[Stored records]
--------------------------------------------------
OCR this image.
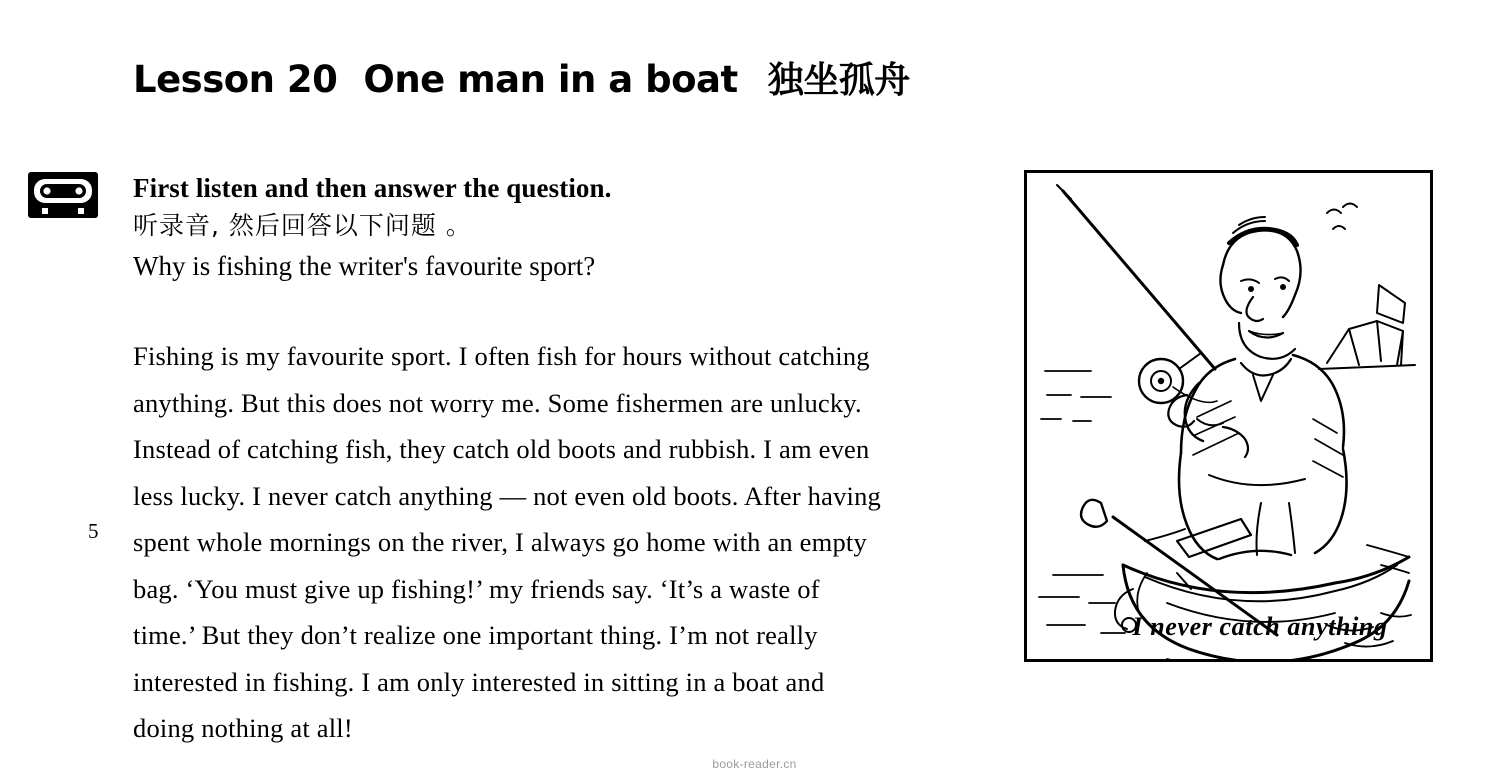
Lesson 20 One man in a boat 独坐孤舟
First listen and then answer the question.
听录音, 然后回答以下问题 。
Why is fishing the writer's favourite sport?
5
Fishing is my favourite sport. I often fish for hours without catching
anything. But this does not worry me. Some fishermen are unlucky.
Instead of catching fish, they catch old boots and rubbish. I am even
less lucky. I never catch anything — not even old boots. After having
spent whole mornings on the river, I always go home with an empty
bag. ‘You must give up fishing!’ my friends say. ‘It’s a waste of
time.’ But they don’t realize one important thing. I’m not really
interested in fishing. I am only interested in sitting in a boat and
doing nothing at all!
I never catch anything
book-reader.cn
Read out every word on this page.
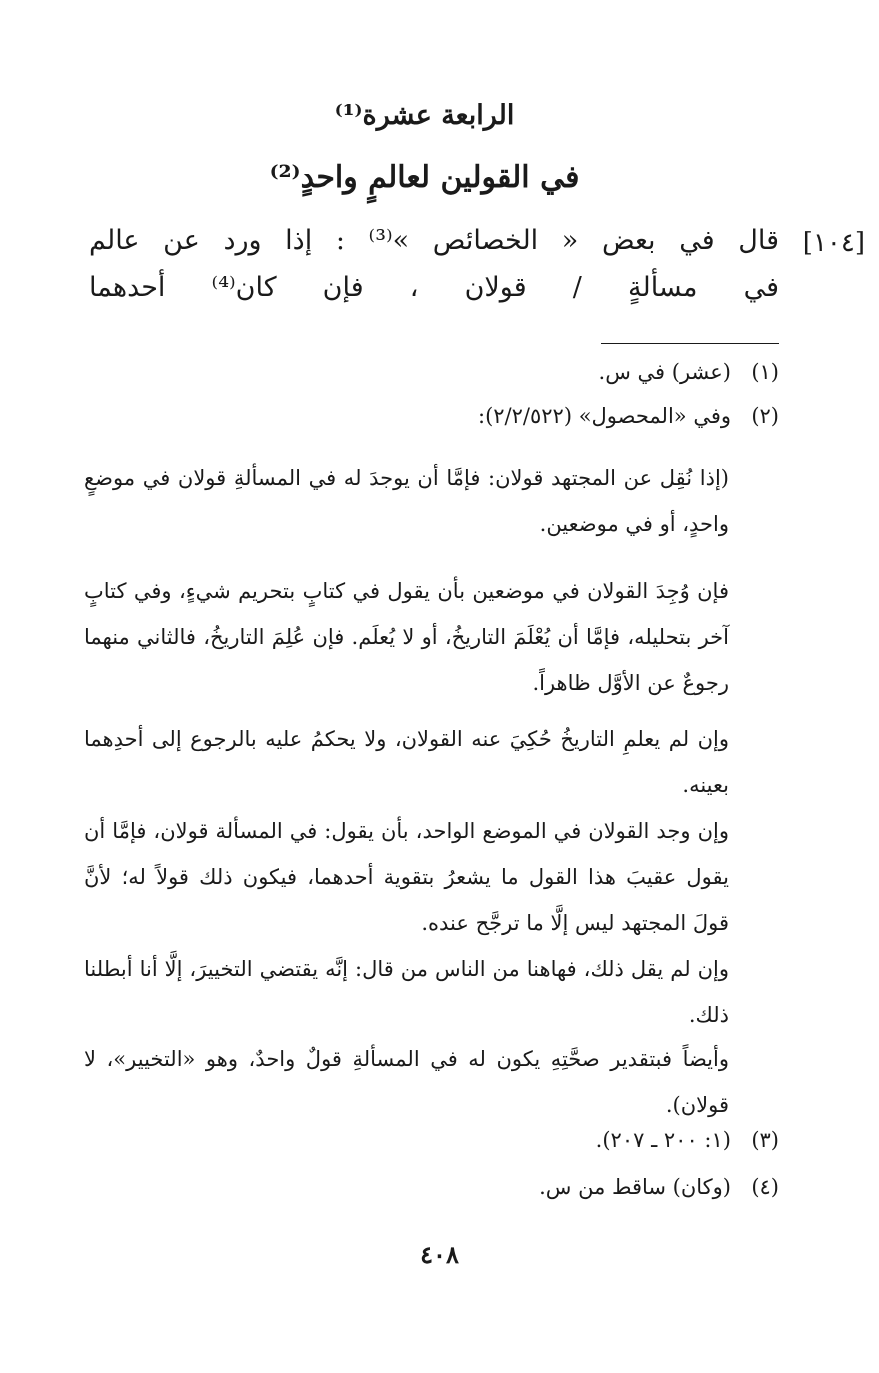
الرابعة عشرة⁽¹⁾
في القولين لعالمٍ واحدٍ⁽²⁾
[١٠٤]
قال في بعض « الخصائص »⁽³⁾ : إذا ورد عن عالم
في مسألةٍ / قولان ، فإن كان⁽⁴⁾ أحدهما
(١)(عشر) في س.
(٢)وفي «المحصول» (٢/٢/٥٢٢):
(إذا نُقِل عن المجتهد قولان: فإمَّا أن يوجدَ له في المسألةِ قولان في موضعٍ واحدٍ، أو في موضعين.
فإن وُجِدَ القولان في موضعين بأن يقول في كتابٍ بتحريم شيءٍ، وفي كتابٍ آخر بتحليله، فإمَّا أن يُعْلَمَ التاريخُ، أو لا يُعلَم. فإن عُلِمَ التاريخُ، فالثاني منهما رجوعٌ عن الأوَّل ظاهراً.
وإن لم يعلمِ التاريخُ حُكِيَ عنه القولان، ولا يحكمُ عليه بالرجوع إلى أحدِهما بعينه.
وإن وجد القولان في الموضع الواحد، بأن يقول: في المسألة قولان، فإمَّا أن يقول عقيبَ هذا القول ما يشعرُ بتقوية أحدهما، فيكون ذلك قولاً له؛ لأنَّ قولَ المجتهد ليس إلَّا ما ترجَّح عنده.
وإن لم يقل ذلك، فهاهنا من الناس من قال: إنَّه يقتضي التخييرَ، إلَّا أنا أبطلنا ذلك.
وأيضاً فبتقدير صحَّتِهِ يكون له في المسألةِ قولٌ واحدٌ، وهو «التخيير»، لا قولان).
(٣)(١: ٢٠٠ ـ ٢٠٧).
(٤)(وكان) ساقط من س.
٤٠٨
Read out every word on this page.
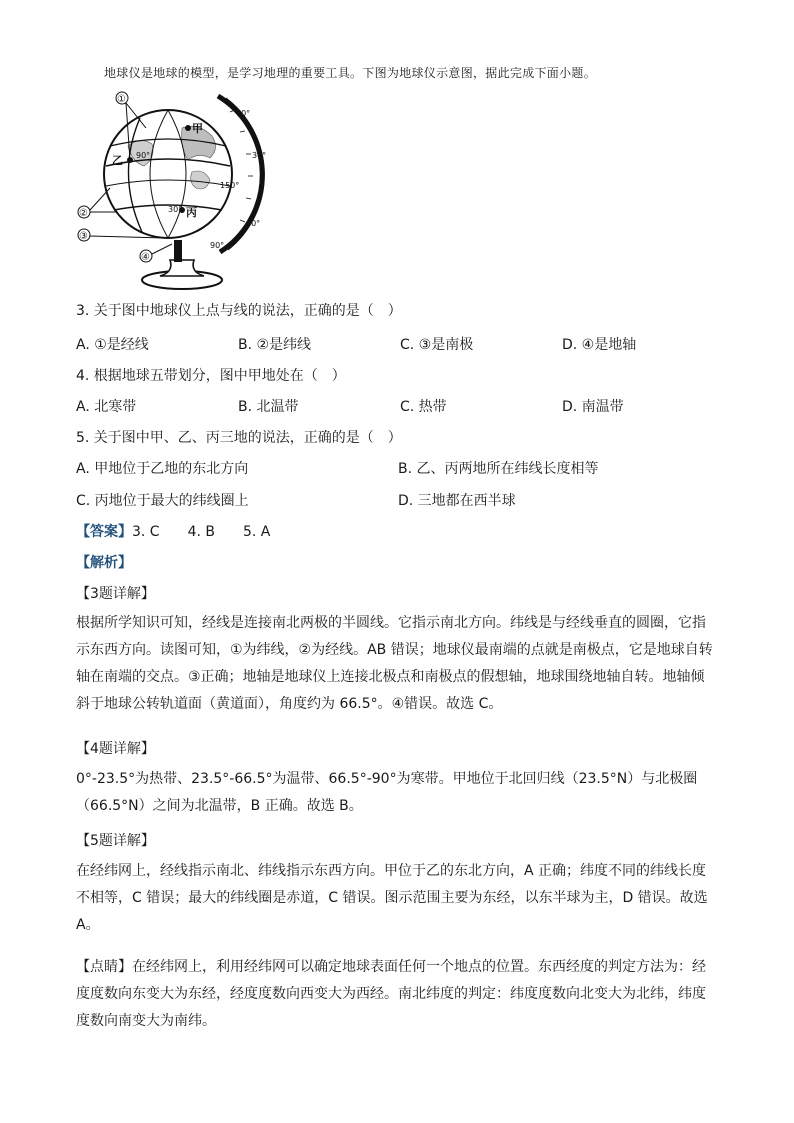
地球仪是地球的模型，是学习地理的重要工具。下图为地球仪示意图，据此完成下面小题。
①
②
③
④
甲
乙
丙
90°
30°
150°
60°
30°
60°
90°
3. 关于图中地球仪上点与线的说法，正确的是（　）
A. ①是经线	B. ②是纬线	C. ③是南极	D. ④是地轴
4. 根据地球五带划分，图中甲地处在（　）
A. 北寒带	B. 北温带	C. 热带	D. 南温带
5. 关于图中甲、乙、丙三地的说法，正确的是（　）
A. 甲地位于乙地的东北方向	B. 乙、丙两地所在纬线长度相等
C. 丙地位于最大的纬线圈上	D. 三地都在西半球
【答案】3. C　　4. B　　5. A
【解析】
【3题详解】
根据所学知识可知，经线是连接南北两极的半圆线。它指示南北方向。纬线是与经线垂直的圆圈，它指示东西方向。读图可知，①为纬线，②为经线。AB 错误；地球仪最南端的点就是南极点，它是地球自转轴在南端的交点。③正确；地轴是地球仪上连接北极点和南极点的假想轴，地球围绕地轴自转。地轴倾斜于地球公转轨道面（黄道面），角度约为 66.5°。④错误。故选 C。
【4题详解】
0°-23.5°为热带、23.5°-66.5°为温带、66.5°-90°为寒带。甲地位于北回归线（23.5°N）与北极圈（66.5°N）之间为北温带，B 正确。故选 B。
【5题详解】
在经纬网上，经线指示南北、纬线指示东西方向。甲位于乙的东北方向，A 正确；纬度不同的纬线长度不相等，C 错误；最大的纬线圈是赤道，C 错误。图示范围主要为东经，以东半球为主，D 错误。故选A。
【点睛】在经纬网上，利用经纬网可以确定地球表面任何一个地点的位置。东西经度的判定方法为：经度度数向东变大为东经，经度度数向西变大为西经。南北纬度的判定：纬度度数向北变大为北纬，纬度度数向南变大为南纬。
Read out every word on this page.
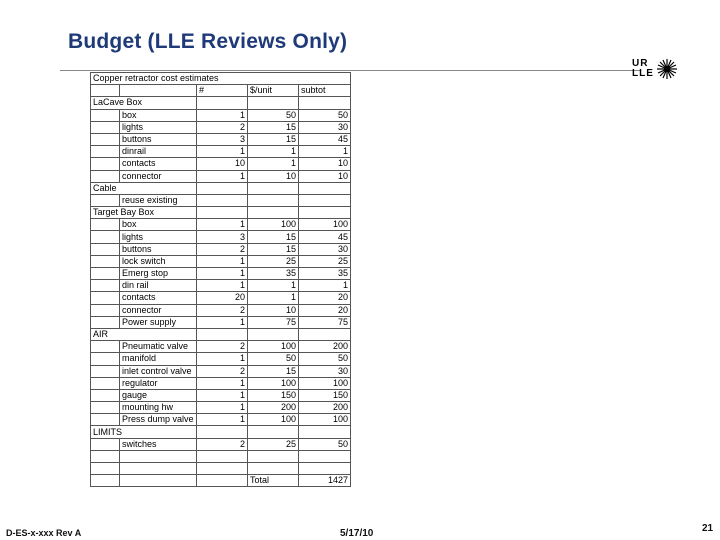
Budget (LLE Reviews Only)
UR
LLE
Copper retractor cost estimates				
		#	$/unit	subtot
LaCave Box				
	box	1	50	50
	lights	2	15	30
	buttons	3	15	45
	dinrail	1	1	1
	contacts	10	1	10
	connector	1	10	10
Cable				
	reuse existing			
Target Bay Box				
	box	1	100	100
	lights	3	15	45
	buttons	2	15	30
	lock switch	1	25	25
	Emerg stop	1	35	35
	din rail	1	1	1
	contacts	20	1	20
	connector	2	10	20
	Power supply	1	75	75
AIR				
	Pneumatic valve	2	100	200
	manifold	1	50	50
	inlet control valve	2	15	30
	regulator	1	100	100
	gauge	1	150	150
	mounting hw	1	200	200
	Press dump valve	1	100	100
LIMITS				
	switches	2	25	50

			Total	1427
D-ES-x-xxx Rev A	5/17/10	21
--------------------------------------------------
_Task brief:_ Except for the pictures, print the data above exactly.

_Solution for this problem:_
OCR this image.
Lesson 20 One man in a boat 独坐孤舟
First listen and then answer the question.
听录音, 然后回答以下问题 。
Why is fishing the writer's favourite sport?
5
Fishing is my favourite sport. I often fish for hours without catching
anything. But this does not worry me. Some fishermen are unlucky.
Instead of catching fish, they catch old boots and rubbish. I am even
less lucky. I never catch anything — not even old boots. After having
spent whole mornings on the river, I always go home with an empty
bag. ‘You must give up fishing!’ my friends say. ‘It’s a waste of
time.’ But they don’t realize one important thing. I’m not really
interested in fishing. I am only interested in sitting in a boat and
doing nothing at all!
I never catch anything
book-reader.cn
Read out every word on this page.
الرابعة عشرة⁽¹⁾
في القولين لعالمٍ واحدٍ⁽²⁾
[١٠٤]
قال في بعض « الخصائص »⁽³⁾ : إذا ورد عن عالم
في مسألةٍ / قولان ، فإن كان⁽⁴⁾ أحدهما
(١)(عشر) في س.
(٢)وفي «المحصول» (٢/٢/٥٢٢):
(إذا نُقِل عن المجتهد قولان: فإمَّا أن يوجدَ له في المسألةِ قولان في موضعٍ واحدٍ، أو في موضعين.
فإن وُجِدَ القولان في موضعين بأن يقول في كتابٍ بتحريم شيءٍ، وفي كتابٍ آخر بتحليله، فإمَّا أن يُعْلَمَ التاريخُ، أو لا يُعلَم. فإن عُلِمَ التاريخُ، فالثاني منهما رجوعٌ عن الأوَّل ظاهراً.
وإن لم يعلمِ التاريخُ حُكِيَ عنه القولان، ولا يحكمُ عليه بالرجوع إلى أحدِهما بعينه.
وإن وجد القولان في الموضع الواحد، بأن يقول: في المسألة قولان، فإمَّا أن يقول عقيبَ هذا القول ما يشعرُ بتقوية أحدهما، فيكون ذلك قولاً له؛ لأنَّ قولَ المجتهد ليس إلَّا ما ترجَّح عنده.
وإن لم يقل ذلك، فهاهنا من الناس من قال: إنَّه يقتضي التخييرَ، إلَّا أنا أبطلنا ذلك.
وأيضاً فبتقدير صحَّتِهِ يكون له في المسألةِ قولٌ واحدٌ، وهو «التخيير»، لا قولان).
(٣)(١: ٢٠٠ ـ ٢٠٧).
(٤)(وكان) ساقط من س.
٤٠٨
Read out every word on this page.
地球仪是地球的模型，是学习地理的重要工具。下图为地球仪示意图，据此完成下面小题。
①
②
③
④
甲
乙
丙
90°
30°
150°
60°
30°
60°
90°
3. 关于图中地球仪上点与线的说法，正确的是（　）
A. ①是经线	B. ②是纬线	C. ③是南极	D. ④是地轴
4. 根据地球五带划分，图中甲地处在（　）
A. 北寒带	B. 北温带	C. 热带	D. 南温带
5. 关于图中甲、乙、丙三地的说法，正确的是（　）
A. 甲地位于乙地的东北方向	B. 乙、丙两地所在纬线长度相等
C. 丙地位于最大的纬线圈上	D. 三地都在西半球
【答案】3. C　　4. B　　5. A
【解析】
【3题详解】
根据所学知识可知，经线是连接南北两极的半圆线。它指示南北方向。纬线是与经线垂直的圆圈，它指示东西方向。读图可知，①为纬线，②为经线。AB 错误；地球仪最南端的点就是南极点，它是地球自转轴在南端的交点。③正确；地轴是地球仪上连接北极点和南极点的假想轴，地球围绕地轴自转。地轴倾斜于地球公转轨道面（黄道面），角度约为 66.5°。④错误。故选 C。
【4题详解】
0°-23.5°为热带、23.5°-66.5°为温带、66.5°-90°为寒带。甲地位于北回归线（23.5°N）与北极圈（66.5°N）之间为北温带，B 正确。故选 B。
【5题详解】
在经纬网上，经线指示南北、纬线指示东西方向。甲位于乙的东北方向，A 正确；纬度不同的纬线长度不相等，C 错误；最大的纬线圈是赤道，C 错误。图示范围主要为东经，以东半球为主，D 错误。故选A。
【点睛】在经纬网上，利用经纬网可以确定地球表面任何一个地点的位置。东西经度的判定方法为：经度度数向东变大为东经，经度度数向西变大为西经。南北纬度的判定：纬度度数向北变大为北纬，纬度度数向南变大为南纬。
Read out every word on this page.
Budget (LLE Reviews Only)
UR
LLE
Copper retractor cost estimates				
		#	$/unit	subtot
LaCave Box				
	box	1	50	50
	lights	2	15	30
	buttons	3	15	45
	dinrail	1	1	1
	contacts	10	1	10
	connector	1	10	10
Cable				
	reuse existing			
Target Bay Box				
	box	1	100	100
	lights	3	15	45
	buttons	2	15	30
	lock switch	1	25	25
	Emerg stop	1	35	35
	din rail	1	1	1
	contacts	20	1	20
	connector	2	10	20
	Power supply	1	75	75
AIR				
	Pneumatic valve	2	100	200
	manifold	1	50	50
	inlet control valve	2	15	30
	regulator	1	100	100
	gauge	1	150	150
	mounting hw	1	200	200
	Press dump valve	1	100	100
LIMITS				
	switches	2	25	50

			Total	1427
D-ES-x-xxx Rev A	5/17/10	21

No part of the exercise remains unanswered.